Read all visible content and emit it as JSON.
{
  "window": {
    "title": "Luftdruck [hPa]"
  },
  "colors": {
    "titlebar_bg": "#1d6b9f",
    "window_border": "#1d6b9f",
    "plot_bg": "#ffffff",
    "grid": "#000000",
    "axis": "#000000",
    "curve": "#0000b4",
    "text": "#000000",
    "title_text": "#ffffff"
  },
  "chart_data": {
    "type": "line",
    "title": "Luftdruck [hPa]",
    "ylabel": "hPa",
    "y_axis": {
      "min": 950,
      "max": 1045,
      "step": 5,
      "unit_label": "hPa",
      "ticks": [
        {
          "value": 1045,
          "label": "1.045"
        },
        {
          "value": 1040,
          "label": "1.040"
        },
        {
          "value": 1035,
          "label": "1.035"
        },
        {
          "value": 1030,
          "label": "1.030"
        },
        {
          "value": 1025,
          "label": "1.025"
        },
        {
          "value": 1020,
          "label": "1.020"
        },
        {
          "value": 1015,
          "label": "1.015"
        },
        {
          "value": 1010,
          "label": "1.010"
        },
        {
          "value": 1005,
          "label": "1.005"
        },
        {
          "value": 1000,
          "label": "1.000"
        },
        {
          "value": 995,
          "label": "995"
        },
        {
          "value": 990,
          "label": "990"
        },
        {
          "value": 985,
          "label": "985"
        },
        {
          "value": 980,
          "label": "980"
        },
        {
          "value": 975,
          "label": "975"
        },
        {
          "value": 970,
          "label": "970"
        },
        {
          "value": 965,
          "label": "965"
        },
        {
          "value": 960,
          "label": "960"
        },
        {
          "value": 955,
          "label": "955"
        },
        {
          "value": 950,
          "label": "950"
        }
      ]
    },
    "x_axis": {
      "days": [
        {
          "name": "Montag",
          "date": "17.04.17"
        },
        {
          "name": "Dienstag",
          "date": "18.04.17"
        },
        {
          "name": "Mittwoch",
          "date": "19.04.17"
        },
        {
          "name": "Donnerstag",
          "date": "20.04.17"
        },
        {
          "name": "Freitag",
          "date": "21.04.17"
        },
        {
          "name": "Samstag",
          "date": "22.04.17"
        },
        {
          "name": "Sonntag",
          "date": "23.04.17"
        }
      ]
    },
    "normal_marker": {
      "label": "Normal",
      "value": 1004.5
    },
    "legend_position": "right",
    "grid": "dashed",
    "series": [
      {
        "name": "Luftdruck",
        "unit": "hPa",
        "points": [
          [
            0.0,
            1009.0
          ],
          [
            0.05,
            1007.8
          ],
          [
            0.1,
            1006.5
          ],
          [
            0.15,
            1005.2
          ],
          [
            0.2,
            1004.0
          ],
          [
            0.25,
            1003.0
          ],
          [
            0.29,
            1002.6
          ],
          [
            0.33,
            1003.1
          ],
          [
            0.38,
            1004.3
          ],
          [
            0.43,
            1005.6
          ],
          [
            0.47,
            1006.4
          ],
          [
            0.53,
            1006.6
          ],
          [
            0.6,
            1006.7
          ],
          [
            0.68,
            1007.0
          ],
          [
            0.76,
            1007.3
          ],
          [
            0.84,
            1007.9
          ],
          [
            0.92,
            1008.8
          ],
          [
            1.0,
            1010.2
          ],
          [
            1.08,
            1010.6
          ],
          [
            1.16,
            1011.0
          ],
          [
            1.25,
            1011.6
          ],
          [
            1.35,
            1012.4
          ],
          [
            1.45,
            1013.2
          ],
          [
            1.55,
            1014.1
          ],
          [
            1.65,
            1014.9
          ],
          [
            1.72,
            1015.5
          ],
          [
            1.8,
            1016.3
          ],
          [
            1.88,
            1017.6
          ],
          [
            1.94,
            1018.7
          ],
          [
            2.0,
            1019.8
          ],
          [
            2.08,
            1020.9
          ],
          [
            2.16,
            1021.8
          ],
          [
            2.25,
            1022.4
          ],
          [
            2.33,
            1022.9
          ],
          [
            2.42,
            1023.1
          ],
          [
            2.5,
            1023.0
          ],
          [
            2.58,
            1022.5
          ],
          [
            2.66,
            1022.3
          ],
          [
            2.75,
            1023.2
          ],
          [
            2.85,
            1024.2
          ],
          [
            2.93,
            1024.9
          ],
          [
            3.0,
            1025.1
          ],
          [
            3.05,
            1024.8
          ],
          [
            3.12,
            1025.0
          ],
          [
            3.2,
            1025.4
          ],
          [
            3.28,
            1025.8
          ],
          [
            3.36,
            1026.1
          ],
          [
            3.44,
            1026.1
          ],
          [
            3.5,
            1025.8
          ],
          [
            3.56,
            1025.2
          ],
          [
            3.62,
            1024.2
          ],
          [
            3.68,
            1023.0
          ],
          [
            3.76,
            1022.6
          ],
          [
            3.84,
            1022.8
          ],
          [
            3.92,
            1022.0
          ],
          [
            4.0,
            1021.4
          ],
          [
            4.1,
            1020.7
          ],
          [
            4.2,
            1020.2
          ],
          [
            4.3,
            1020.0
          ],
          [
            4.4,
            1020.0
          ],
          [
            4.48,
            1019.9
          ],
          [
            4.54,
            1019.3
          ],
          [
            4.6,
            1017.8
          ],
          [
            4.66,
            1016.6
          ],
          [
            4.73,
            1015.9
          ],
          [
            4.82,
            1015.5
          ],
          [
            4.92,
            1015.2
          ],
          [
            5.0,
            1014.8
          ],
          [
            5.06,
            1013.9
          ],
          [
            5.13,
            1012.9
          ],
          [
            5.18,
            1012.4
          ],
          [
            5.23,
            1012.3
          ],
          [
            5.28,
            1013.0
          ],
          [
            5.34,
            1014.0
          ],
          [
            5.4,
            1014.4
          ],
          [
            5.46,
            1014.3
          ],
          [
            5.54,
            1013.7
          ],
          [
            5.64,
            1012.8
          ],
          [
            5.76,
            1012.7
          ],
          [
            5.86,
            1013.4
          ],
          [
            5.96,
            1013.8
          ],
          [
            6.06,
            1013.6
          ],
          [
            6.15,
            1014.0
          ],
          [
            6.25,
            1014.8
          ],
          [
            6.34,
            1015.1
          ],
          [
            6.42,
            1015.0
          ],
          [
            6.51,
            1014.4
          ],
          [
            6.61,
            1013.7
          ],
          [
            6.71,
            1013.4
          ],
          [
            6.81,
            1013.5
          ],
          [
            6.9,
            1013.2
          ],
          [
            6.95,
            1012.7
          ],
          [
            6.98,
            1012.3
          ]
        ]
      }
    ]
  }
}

──────

WRITTEN PROBLEM: Pull out the lines above in which the word "name" appears.

ANSWER FOR THE TASK:
          "name": "Montag",
          "name": "Dienstag",
          "name": "Mittwoch",
          "name": "Donnerstag",
          "name": "Freitag",
          "name": "Samstag",
          "name": "Sonntag",
        "name": "Luftdruck",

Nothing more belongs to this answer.